┌─ Data rows

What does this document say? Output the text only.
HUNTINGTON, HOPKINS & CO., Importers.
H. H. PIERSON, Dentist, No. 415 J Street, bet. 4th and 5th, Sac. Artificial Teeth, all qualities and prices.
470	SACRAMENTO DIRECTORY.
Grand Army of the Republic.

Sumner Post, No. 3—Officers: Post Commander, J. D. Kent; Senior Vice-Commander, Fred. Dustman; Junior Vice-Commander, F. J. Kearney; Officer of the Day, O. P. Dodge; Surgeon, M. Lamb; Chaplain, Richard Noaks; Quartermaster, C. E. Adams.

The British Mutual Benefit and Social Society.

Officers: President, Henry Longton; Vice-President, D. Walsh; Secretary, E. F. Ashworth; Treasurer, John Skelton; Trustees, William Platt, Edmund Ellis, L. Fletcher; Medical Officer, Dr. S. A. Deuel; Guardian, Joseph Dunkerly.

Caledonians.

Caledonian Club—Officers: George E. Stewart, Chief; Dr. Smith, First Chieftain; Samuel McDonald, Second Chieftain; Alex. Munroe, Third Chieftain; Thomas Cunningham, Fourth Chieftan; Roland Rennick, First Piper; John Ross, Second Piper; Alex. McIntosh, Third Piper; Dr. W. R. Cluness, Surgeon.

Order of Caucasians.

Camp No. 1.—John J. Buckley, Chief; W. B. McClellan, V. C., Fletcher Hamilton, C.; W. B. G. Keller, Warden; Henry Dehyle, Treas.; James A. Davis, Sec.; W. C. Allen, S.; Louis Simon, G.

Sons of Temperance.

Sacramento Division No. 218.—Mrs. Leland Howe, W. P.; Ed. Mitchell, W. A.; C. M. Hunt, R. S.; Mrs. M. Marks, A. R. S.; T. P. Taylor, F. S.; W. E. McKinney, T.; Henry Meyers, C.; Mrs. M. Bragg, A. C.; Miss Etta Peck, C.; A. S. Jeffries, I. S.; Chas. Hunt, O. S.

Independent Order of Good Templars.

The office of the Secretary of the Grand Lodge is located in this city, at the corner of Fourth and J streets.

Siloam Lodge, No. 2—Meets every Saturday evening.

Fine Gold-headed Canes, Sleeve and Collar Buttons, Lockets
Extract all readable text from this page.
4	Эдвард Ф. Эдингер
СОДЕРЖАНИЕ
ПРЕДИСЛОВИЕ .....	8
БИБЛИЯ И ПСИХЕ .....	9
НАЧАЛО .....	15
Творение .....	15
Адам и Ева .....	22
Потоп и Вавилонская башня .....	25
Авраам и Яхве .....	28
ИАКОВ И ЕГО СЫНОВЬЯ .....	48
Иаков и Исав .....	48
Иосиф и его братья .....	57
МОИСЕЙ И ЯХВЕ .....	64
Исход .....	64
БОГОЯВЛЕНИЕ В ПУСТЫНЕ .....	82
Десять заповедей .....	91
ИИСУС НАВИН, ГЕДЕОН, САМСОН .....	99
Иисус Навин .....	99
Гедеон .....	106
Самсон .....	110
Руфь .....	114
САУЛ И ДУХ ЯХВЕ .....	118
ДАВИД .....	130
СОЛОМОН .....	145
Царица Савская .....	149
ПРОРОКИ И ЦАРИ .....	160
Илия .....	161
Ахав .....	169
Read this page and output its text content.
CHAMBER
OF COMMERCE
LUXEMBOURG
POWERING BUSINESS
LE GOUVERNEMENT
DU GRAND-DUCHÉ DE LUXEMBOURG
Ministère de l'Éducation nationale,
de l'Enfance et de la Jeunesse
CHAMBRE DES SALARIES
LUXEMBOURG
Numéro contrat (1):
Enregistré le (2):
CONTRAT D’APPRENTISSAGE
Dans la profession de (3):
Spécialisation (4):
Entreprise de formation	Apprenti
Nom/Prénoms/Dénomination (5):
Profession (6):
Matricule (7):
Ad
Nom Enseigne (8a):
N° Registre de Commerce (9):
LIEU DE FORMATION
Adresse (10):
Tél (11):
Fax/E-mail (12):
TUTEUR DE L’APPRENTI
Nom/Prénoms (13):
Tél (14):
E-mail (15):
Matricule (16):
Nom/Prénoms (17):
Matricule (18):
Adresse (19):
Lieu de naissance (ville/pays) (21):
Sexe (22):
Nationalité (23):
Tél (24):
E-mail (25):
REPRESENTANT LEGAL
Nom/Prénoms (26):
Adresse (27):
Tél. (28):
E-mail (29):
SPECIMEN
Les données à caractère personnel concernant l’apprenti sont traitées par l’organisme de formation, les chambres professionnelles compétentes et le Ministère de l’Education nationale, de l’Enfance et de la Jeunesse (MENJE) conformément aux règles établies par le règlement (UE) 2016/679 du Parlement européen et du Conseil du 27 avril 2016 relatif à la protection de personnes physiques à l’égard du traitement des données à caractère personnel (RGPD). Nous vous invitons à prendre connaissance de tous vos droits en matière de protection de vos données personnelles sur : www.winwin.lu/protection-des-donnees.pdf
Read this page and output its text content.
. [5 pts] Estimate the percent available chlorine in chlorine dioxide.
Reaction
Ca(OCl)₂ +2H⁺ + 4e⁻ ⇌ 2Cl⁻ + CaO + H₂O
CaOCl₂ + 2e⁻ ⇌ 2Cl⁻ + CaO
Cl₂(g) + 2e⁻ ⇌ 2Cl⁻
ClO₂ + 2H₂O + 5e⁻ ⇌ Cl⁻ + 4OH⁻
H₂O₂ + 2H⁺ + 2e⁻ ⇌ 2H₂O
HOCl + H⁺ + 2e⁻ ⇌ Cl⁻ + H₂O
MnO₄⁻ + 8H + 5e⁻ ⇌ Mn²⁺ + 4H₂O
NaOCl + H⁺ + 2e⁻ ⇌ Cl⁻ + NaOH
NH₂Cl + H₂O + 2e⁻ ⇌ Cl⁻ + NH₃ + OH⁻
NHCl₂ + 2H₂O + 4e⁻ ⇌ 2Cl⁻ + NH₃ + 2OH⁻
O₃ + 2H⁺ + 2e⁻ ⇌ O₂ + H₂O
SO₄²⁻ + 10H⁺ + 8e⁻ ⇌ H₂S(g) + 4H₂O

└─

## Work to do
In the material above, tally every line with the string "Prénoms" in it, then give that number alone.

## Expected answer
4